▶ [Required task] Omit every picture and return the rest of the data unaltered.

━━━━━ Excerpted records

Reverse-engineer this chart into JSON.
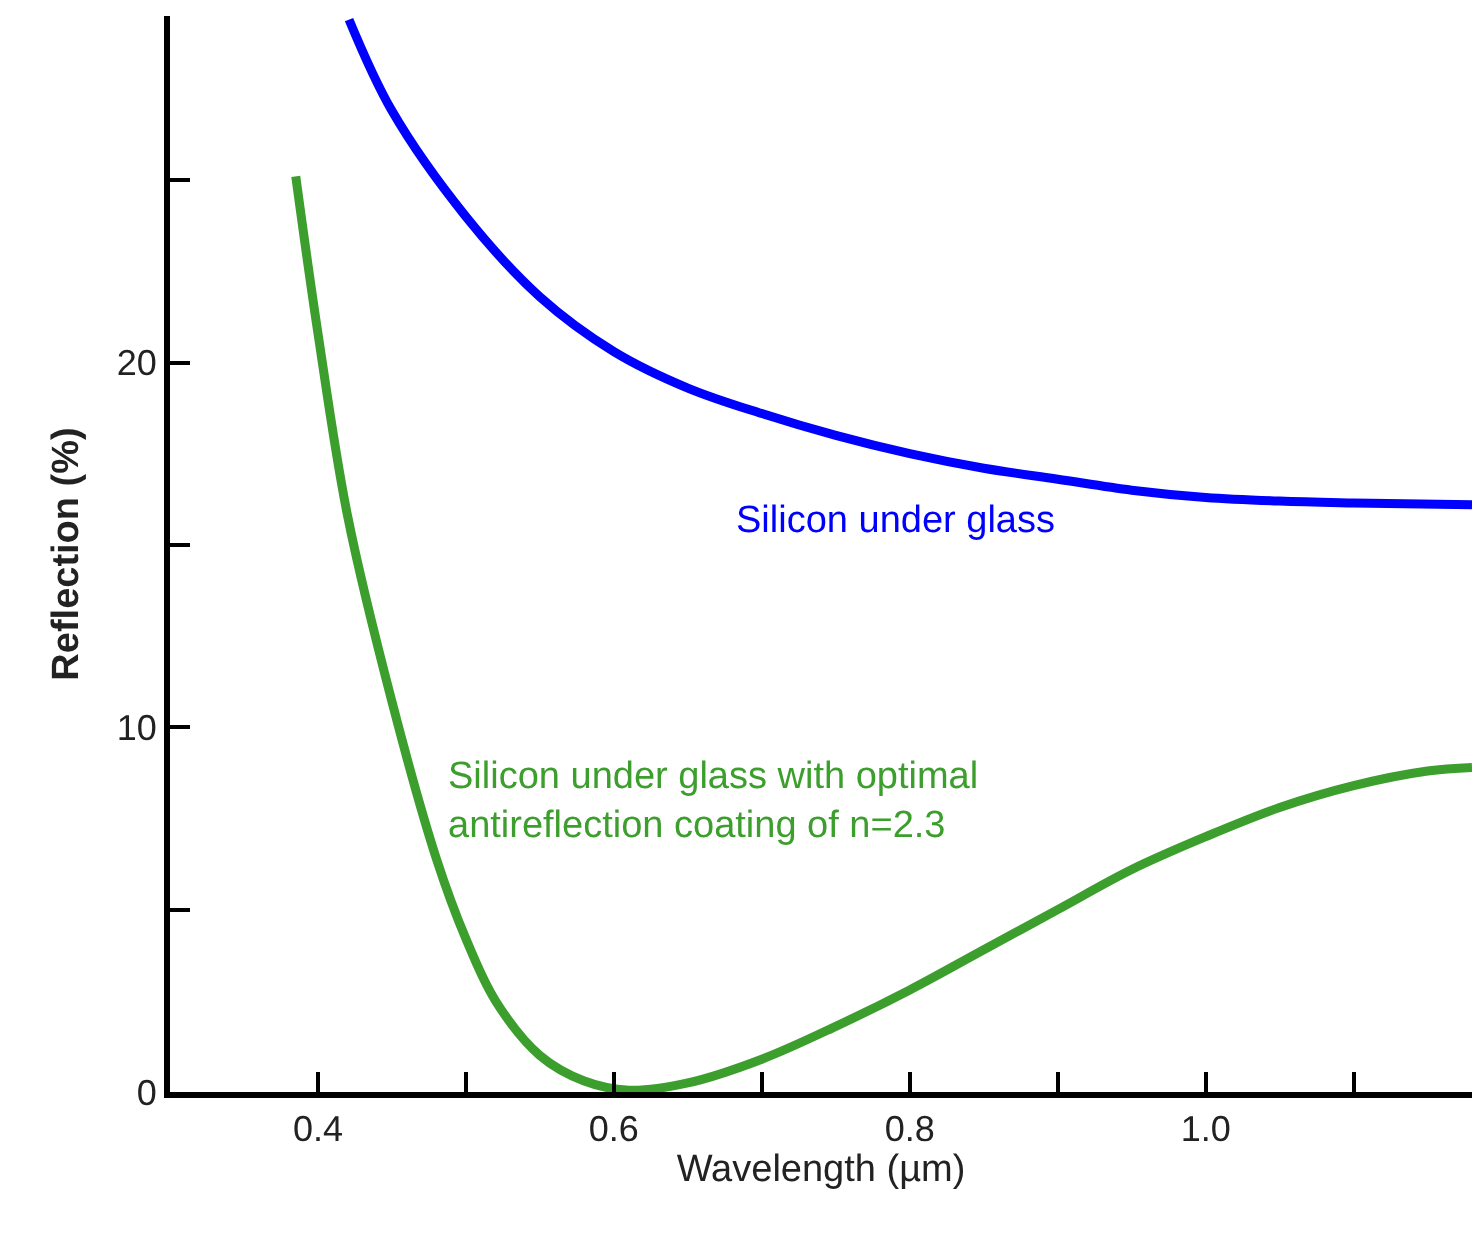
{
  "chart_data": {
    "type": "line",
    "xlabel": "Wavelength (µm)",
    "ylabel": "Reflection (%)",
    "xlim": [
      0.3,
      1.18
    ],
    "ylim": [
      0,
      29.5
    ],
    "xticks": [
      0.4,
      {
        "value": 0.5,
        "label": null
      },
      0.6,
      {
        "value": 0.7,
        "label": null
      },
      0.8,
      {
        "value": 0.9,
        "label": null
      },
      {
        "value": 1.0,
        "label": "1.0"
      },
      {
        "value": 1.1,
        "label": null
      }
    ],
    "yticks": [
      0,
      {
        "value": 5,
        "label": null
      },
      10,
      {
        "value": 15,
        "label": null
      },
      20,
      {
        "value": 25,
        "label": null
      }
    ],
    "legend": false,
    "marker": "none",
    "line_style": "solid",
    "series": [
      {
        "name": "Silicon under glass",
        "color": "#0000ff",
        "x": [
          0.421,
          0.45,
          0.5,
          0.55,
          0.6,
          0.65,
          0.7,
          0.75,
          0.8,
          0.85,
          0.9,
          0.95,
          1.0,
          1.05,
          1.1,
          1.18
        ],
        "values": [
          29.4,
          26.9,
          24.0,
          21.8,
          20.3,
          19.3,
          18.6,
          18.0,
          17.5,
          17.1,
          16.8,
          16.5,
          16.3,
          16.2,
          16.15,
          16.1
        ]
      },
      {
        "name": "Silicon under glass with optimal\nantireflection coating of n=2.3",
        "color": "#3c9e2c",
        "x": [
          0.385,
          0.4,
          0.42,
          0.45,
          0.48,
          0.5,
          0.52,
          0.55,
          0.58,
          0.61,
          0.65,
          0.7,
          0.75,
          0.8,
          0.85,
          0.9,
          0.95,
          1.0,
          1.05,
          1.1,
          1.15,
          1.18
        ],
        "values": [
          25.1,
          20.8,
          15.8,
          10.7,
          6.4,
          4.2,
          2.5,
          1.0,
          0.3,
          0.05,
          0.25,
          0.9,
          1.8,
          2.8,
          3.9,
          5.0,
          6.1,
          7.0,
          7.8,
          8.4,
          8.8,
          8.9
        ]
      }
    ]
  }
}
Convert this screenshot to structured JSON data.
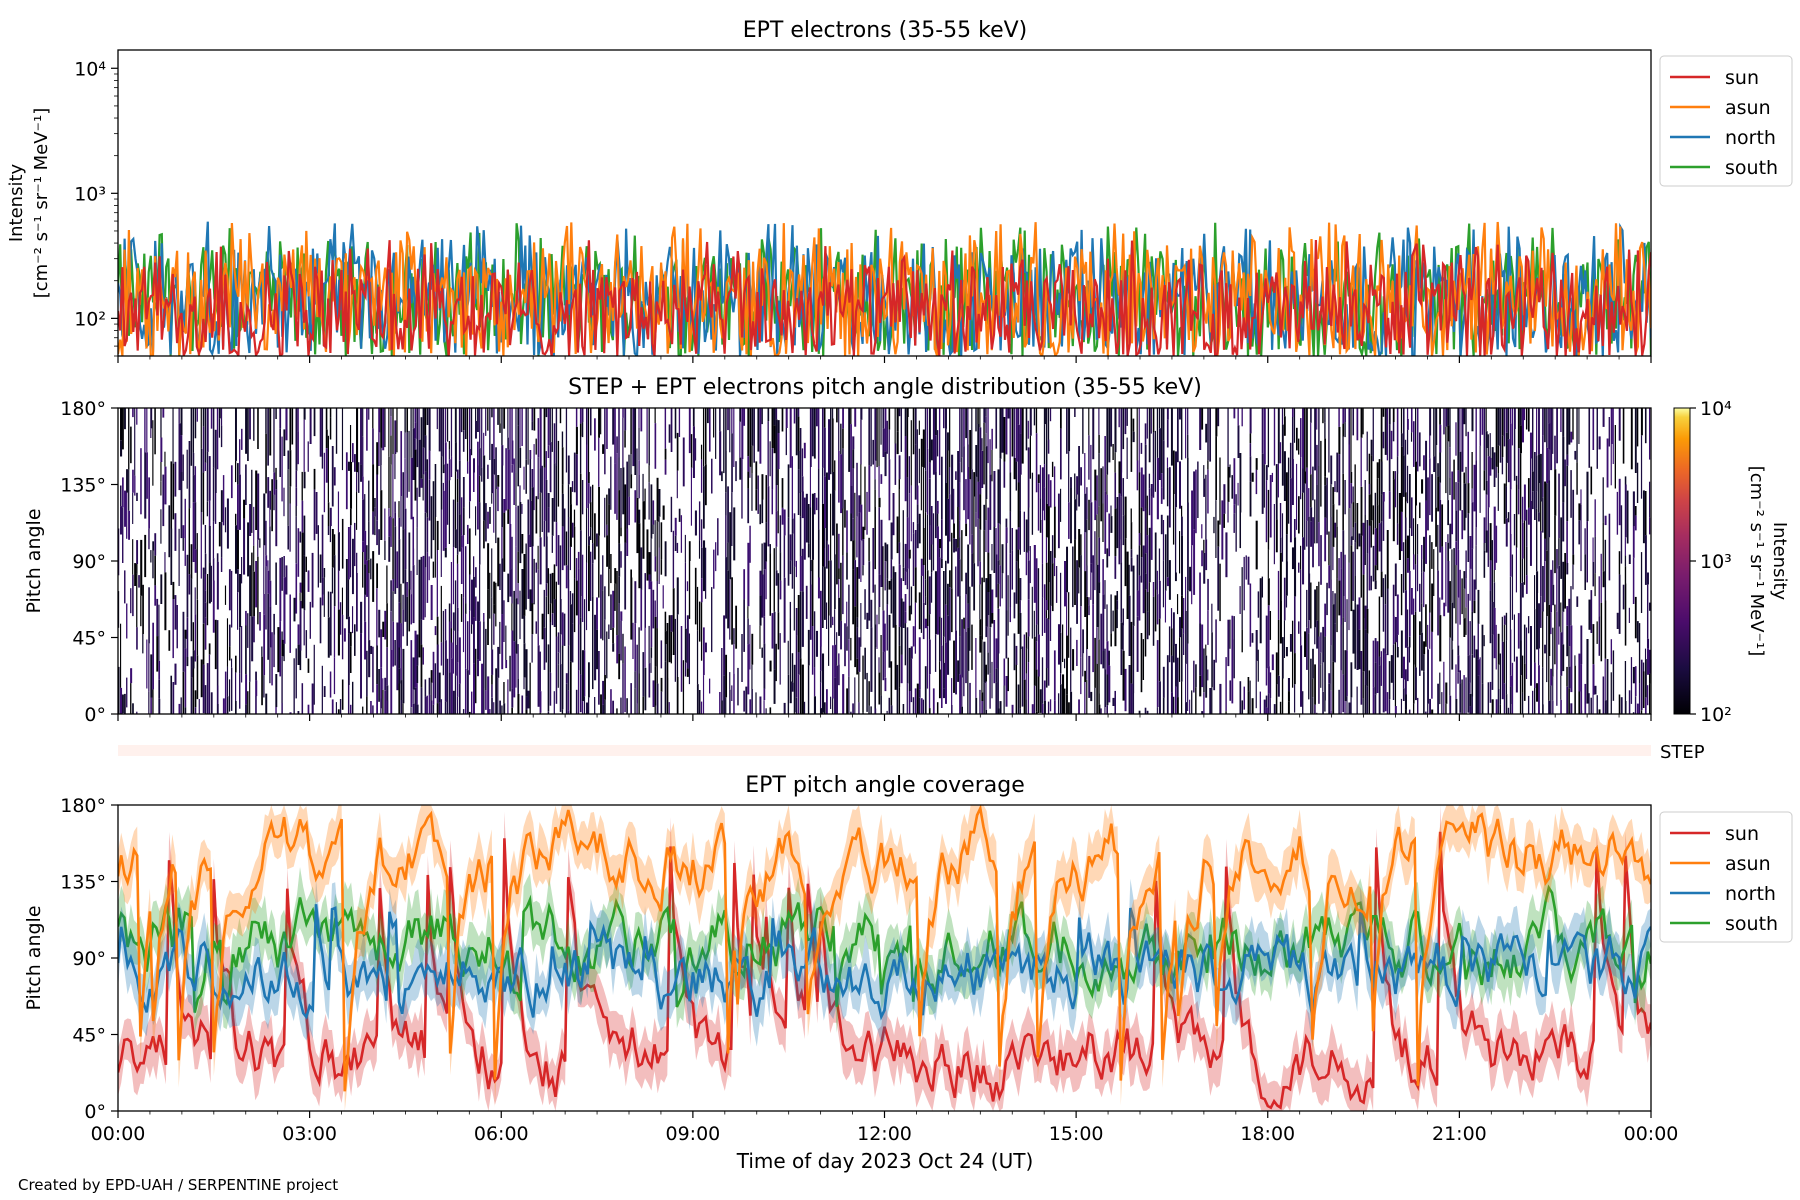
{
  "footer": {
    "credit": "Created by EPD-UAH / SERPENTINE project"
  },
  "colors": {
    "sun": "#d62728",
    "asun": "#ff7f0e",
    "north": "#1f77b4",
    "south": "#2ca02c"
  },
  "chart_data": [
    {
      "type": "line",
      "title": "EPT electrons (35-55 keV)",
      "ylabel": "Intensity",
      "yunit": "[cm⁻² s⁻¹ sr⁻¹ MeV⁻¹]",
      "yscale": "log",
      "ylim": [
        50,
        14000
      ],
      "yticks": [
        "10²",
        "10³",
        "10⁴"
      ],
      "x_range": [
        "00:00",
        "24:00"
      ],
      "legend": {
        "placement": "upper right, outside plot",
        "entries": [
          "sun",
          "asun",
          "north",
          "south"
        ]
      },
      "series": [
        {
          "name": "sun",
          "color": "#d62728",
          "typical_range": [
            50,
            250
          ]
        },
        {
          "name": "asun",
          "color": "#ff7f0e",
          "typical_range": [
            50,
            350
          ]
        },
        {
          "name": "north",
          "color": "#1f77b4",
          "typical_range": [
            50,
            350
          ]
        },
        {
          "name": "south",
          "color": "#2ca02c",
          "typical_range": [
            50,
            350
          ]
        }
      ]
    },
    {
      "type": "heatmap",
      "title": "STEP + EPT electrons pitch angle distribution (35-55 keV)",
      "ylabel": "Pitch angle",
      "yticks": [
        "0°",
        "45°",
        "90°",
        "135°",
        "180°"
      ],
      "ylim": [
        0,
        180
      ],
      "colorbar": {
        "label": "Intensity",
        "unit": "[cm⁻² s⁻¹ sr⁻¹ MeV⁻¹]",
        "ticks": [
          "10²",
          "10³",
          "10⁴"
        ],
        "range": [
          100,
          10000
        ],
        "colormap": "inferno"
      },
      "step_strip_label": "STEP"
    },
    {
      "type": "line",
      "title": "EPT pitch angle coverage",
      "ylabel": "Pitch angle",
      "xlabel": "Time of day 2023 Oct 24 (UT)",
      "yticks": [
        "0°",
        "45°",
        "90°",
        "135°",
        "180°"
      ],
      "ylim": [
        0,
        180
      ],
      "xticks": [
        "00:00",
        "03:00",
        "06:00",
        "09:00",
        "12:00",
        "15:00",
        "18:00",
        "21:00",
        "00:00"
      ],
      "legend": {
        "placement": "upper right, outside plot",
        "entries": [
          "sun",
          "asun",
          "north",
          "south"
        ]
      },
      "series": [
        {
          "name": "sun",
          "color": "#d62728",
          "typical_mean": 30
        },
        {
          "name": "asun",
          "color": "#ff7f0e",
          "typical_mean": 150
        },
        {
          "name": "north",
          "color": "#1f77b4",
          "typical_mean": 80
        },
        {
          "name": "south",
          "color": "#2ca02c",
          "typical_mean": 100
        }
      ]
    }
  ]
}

━━━━━━━━━━

▶ [Output of the task]
Reverse-engineer this chart into JSON.
{
  "chart_data": {
    "type": "line",
    "xlabel": "Wavelength (µm)",
    "ylabel": "Reflection (%)",
    "xlim": [
      0.3,
      1.18
    ],
    "ylim": [
      0,
      29.5
    ],
    "xticks": [
      0.4,
      {
        "value": 0.5,
        "label": null
      },
      0.6,
      {
        "value": 0.7,
        "label": null
      },
      0.8,
      {
        "value": 0.9,
        "label": null
      },
      {
        "value": 1.0,
        "label": "1.0"
      },
      {
        "value": 1.1,
        "label": null
      }
    ],
    "yticks": [
      0,
      {
        "value": 5,
        "label": null
      },
      10,
      {
        "value": 15,
        "label": null
      },
      20,
      {
        "value": 25,
        "label": null
      }
    ],
    "legend": false,
    "marker": "none",
    "line_style": "solid",
    "series": [
      {
        "name": "Silicon under glass",
        "color": "#0000ff",
        "x": [
          0.421,
          0.45,
          0.5,
          0.55,
          0.6,
          0.65,
          0.7,
          0.75,
          0.8,
          0.85,
          0.9,
          0.95,
          1.0,
          1.05,
          1.1,
          1.18
        ],
        "values": [
          29.4,
          26.9,
          24.0,
          21.8,
          20.3,
          19.3,
          18.6,
          18.0,
          17.5,
          17.1,
          16.8,
          16.5,
          16.3,
          16.2,
          16.15,
          16.1
        ]
      },
      {
        "name": "Silicon under glass with optimal\nantireflection coating of n=2.3",
        "color": "#3c9e2c",
        "x": [
          0.385,
          0.4,
          0.42,
          0.45,
          0.48,
          0.5,
          0.52,
          0.55,
          0.58,
          0.61,
          0.65,
          0.7,
          0.75,
          0.8,
          0.85,
          0.9,
          0.95,
          1.0,
          1.05,
          1.1,
          1.15,
          1.18
        ],
        "values": [
          25.1,
          20.8,
          15.8,
          10.7,
          6.4,
          4.2,
          2.5,
          1.0,
          0.3,
          0.05,
          0.25,
          0.9,
          1.8,
          2.8,
          3.9,
          5.0,
          6.1,
          7.0,
          7.8,
          8.4,
          8.8,
          8.9
        ]
      }
    ]
  }
}
Convert this screenshot to structured JSON data.
{
  "footer": {
    "credit": "Created by EPD-UAH / SERPENTINE project"
  },
  "colors": {
    "sun": "#d62728",
    "asun": "#ff7f0e",
    "north": "#1f77b4",
    "south": "#2ca02c"
  },
  "chart_data": [
    {
      "type": "line",
      "title": "EPT electrons (35-55 keV)",
      "ylabel": "Intensity",
      "yunit": "[cm⁻² s⁻¹ sr⁻¹ MeV⁻¹]",
      "yscale": "log",
      "ylim": [
        50,
        14000
      ],
      "yticks": [
        "10²",
        "10³",
        "10⁴"
      ],
      "x_range": [
        "00:00",
        "24:00"
      ],
      "legend": {
        "placement": "upper right, outside plot",
        "entries": [
          "sun",
          "asun",
          "north",
          "south"
        ]
      },
      "series": [
        {
          "name": "sun",
          "color": "#d62728",
          "typical_range": [
            50,
            250
          ]
        },
        {
          "name": "asun",
          "color": "#ff7f0e",
          "typical_range": [
            50,
            350
          ]
        },
        {
          "name": "north",
          "color": "#1f77b4",
          "typical_range": [
            50,
            350
          ]
        },
        {
          "name": "south",
          "color": "#2ca02c",
          "typical_range": [
            50,
            350
          ]
        }
      ]
    },
    {
      "type": "heatmap",
      "title": "STEP + EPT electrons pitch angle distribution (35-55 keV)",
      "ylabel": "Pitch angle",
      "yticks": [
        "0°",
        "45°",
        "90°",
        "135°",
        "180°"
      ],
      "ylim": [
        0,
        180
      ],
      "colorbar": {
        "label": "Intensity",
        "unit": "[cm⁻² s⁻¹ sr⁻¹ MeV⁻¹]",
        "ticks": [
          "10²",
          "10³",
          "10⁴"
        ],
        "range": [
          100,
          10000
        ],
        "colormap": "inferno"
      },
      "step_strip_label": "STEP"
    },
    {
      "type": "line",
      "title": "EPT pitch angle coverage",
      "ylabel": "Pitch angle",
      "xlabel": "Time of day 2023 Oct 24 (UT)",
      "yticks": [
        "0°",
        "45°",
        "90°",
        "135°",
        "180°"
      ],
      "ylim": [
        0,
        180
      ],
      "xticks": [
        "00:00",
        "03:00",
        "06:00",
        "09:00",
        "12:00",
        "15:00",
        "18:00",
        "21:00",
        "00:00"
      ],
      "legend": {
        "placement": "upper right, outside plot",
        "entries": [
          "sun",
          "asun",
          "north",
          "south"
        ]
      },
      "series": [
        {
          "name": "sun",
          "color": "#d62728",
          "typical_mean": 30
        },
        {
          "name": "asun",
          "color": "#ff7f0e",
          "typical_mean": 150
        },
        {
          "name": "north",
          "color": "#1f77b4",
          "typical_mean": 80
        },
        {
          "name": "south",
          "color": "#2ca02c",
          "typical_mean": 100
        }
      ]
    }
  ]
}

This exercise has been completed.